Find the lines containing the word "your" and copy every one of them.

[Data entries]

-- START --

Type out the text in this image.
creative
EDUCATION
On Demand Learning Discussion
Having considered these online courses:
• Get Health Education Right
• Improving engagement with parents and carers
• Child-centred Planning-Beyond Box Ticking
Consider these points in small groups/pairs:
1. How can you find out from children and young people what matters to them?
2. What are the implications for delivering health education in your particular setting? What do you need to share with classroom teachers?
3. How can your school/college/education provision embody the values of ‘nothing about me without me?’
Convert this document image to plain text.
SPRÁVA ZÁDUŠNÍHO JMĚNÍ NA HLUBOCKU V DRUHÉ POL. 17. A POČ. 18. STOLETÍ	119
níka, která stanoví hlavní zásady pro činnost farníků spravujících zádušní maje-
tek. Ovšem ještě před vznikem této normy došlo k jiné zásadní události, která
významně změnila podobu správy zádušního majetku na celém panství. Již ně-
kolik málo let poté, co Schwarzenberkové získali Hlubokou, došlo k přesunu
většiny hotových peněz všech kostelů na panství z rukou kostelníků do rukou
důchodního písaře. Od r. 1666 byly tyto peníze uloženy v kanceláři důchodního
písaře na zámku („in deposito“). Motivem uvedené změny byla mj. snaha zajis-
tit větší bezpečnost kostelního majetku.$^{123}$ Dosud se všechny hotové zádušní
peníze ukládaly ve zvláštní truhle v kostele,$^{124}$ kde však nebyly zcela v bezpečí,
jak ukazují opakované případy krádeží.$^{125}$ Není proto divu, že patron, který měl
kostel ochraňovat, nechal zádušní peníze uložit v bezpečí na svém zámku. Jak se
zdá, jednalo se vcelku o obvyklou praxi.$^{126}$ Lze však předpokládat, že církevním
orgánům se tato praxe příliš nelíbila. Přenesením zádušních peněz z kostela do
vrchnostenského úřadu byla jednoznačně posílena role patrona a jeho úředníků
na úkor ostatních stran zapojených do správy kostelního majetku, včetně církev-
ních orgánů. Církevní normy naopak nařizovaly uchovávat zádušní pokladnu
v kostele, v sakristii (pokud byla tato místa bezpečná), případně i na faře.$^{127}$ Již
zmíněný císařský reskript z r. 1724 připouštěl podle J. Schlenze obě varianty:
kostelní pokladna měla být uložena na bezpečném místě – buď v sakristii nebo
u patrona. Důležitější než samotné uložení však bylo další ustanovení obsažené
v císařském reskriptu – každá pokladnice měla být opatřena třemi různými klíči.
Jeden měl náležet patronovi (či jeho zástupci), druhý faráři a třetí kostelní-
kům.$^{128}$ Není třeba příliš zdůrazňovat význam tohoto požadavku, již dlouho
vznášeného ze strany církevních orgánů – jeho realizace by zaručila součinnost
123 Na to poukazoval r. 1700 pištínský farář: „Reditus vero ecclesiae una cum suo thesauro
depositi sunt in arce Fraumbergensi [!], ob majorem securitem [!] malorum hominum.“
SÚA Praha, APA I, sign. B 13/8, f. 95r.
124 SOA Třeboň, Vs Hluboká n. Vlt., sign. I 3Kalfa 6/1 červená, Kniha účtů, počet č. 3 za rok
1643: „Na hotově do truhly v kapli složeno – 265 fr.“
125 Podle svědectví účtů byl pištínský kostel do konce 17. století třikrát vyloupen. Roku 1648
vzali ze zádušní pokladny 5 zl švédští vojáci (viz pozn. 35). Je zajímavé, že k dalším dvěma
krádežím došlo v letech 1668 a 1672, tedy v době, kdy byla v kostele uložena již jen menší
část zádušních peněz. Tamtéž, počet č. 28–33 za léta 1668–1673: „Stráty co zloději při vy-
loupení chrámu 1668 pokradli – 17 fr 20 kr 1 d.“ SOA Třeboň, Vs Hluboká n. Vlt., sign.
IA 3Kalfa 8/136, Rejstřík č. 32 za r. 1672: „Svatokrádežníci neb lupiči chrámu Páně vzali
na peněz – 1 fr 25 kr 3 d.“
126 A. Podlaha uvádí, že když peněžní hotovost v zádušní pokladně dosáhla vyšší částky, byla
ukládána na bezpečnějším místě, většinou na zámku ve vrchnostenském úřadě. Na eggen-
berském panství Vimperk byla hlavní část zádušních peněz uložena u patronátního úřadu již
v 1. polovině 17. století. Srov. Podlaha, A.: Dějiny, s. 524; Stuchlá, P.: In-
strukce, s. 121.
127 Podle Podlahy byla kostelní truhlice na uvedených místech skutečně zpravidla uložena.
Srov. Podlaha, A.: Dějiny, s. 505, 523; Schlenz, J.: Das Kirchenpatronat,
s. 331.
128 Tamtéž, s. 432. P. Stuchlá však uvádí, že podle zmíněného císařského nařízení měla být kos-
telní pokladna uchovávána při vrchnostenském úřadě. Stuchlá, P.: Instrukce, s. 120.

-- END --

◆ Full solution
2. What are the implications for delivering health education in your particular setting? What do you need to share with classroom teachers?
3. How can your school/college/education provision embody the values of ‘nothing about me without me?’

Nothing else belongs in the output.